Extracted material:
"""

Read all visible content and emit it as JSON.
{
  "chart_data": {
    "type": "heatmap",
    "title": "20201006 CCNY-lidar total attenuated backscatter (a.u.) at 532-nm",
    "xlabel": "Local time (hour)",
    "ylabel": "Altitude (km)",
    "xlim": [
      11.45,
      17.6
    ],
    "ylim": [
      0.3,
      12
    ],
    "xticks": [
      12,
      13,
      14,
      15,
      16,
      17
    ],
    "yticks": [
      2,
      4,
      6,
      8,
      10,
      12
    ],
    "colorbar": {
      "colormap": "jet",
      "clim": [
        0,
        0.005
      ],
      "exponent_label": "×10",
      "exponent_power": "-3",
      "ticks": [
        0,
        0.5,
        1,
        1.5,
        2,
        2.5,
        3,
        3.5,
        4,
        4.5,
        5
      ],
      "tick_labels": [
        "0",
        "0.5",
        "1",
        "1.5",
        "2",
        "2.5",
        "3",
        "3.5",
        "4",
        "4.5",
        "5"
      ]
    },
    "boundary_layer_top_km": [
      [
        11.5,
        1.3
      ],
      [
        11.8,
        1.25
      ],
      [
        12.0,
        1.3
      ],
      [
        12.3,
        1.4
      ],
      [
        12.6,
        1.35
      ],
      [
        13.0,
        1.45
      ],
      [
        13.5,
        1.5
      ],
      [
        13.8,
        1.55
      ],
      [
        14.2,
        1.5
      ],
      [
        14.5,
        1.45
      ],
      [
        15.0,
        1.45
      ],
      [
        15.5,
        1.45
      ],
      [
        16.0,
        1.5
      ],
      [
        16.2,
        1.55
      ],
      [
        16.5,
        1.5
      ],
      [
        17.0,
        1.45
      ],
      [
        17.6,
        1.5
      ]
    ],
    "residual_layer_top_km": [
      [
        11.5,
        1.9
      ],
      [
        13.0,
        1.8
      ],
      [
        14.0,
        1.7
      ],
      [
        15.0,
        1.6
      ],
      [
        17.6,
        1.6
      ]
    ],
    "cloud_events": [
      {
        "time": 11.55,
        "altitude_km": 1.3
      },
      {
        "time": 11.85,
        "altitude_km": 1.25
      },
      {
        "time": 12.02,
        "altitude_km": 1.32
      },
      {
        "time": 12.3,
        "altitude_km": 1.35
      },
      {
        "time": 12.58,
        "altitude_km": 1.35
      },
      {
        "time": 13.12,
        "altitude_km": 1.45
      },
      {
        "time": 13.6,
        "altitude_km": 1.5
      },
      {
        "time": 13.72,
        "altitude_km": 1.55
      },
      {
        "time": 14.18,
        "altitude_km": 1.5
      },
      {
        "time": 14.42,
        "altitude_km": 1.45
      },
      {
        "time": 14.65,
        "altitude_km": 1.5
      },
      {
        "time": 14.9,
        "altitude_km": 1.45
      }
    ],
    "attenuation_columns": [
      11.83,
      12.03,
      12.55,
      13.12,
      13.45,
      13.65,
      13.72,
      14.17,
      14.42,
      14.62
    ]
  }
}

"""

Objective:
Please quote every record above exactly as it appears.

Task response:
Read all visible content and emit it as JSON.
{
  "chart_data": {
    "type": "heatmap",
    "title": "20201006 CCNY-lidar total attenuated backscatter (a.u.) at 532-nm",
    "xlabel": "Local time (hour)",
    "ylabel": "Altitude (km)",
    "xlim": [
      11.45,
      17.6
    ],
    "ylim": [
      0.3,
      12
    ],
    "xticks": [
      12,
      13,
      14,
      15,
      16,
      17
    ],
    "yticks": [
      2,
      4,
      6,
      8,
      10,
      12
    ],
    "colorbar": {
      "colormap": "jet",
      "clim": [
        0,
        0.005
      ],
      "exponent_label": "×10",
      "exponent_power": "-3",
      "ticks": [
        0,
        0.5,
        1,
        1.5,
        2,
        2.5,
        3,
        3.5,
        4,
        4.5,
        5
      ],
      "tick_labels": [
        "0",
        "0.5",
        "1",
        "1.5",
        "2",
        "2.5",
        "3",
        "3.5",
        "4",
        "4.5",
        "5"
      ]
    },
    "boundary_layer_top_km": [
      [
        11.5,
        1.3
      ],
      [
        11.8,
        1.25
      ],
      [
        12.0,
        1.3
      ],
      [
        12.3,
        1.4
      ],
      [
        12.6,
        1.35
      ],
      [
        13.0,
        1.45
      ],
      [
        13.5,
        1.5
      ],
      [
        13.8,
        1.55
      ],
      [
        14.2,
        1.5
      ],
      [
        14.5,
        1.45
      ],
      [
        15.0,
        1.45
      ],
      [
        15.5,
        1.45
      ],
      [
        16.0,
        1.5
      ],
      [
        16.2,
        1.55
      ],
      [
        16.5,
        1.5
      ],
      [
        17.0,
        1.45
      ],
      [
        17.6,
        1.5
      ]
    ],
    "residual_layer_top_km": [
      [
        11.5,
        1.9
      ],
      [
        13.0,
        1.8
      ],
      [
        14.0,
        1.7
      ],
      [
        15.0,
        1.6
      ],
      [
        17.6,
        1.6
      ]
    ],
    "cloud_events": [
      {
        "time": 11.55,
        "altitude_km": 1.3
      },
      {
        "time": 11.85,
        "altitude_km": 1.25
      },
      {
        "time": 12.02,
        "altitude_km": 1.32
      },
      {
        "time": 12.3,
        "altitude_km": 1.35
      },
      {
        "time": 12.58,
        "altitude_km": 1.35
      },
      {
        "time": 13.12,
        "altitude_km": 1.45
      },
      {
        "time": 13.6,
        "altitude_km": 1.5
      },
      {
        "time": 13.72,
        "altitude_km": 1.55
      },
      {
        "time": 14.18,
        "altitude_km": 1.5
      },
      {
        "time": 14.42,
        "altitude_km": 1.45
      },
      {
        "time": 14.65,
        "altitude_km": 1.5
      },
      {
        "time": 14.9,
        "altitude_km": 1.45
      }
    ],
    "attenuation_columns": [
      11.83,
      12.03,
      12.55,
      13.12,
      13.45,
      13.65,
      13.72,
      14.17,
      14.42,
      14.62
    ]
  }
}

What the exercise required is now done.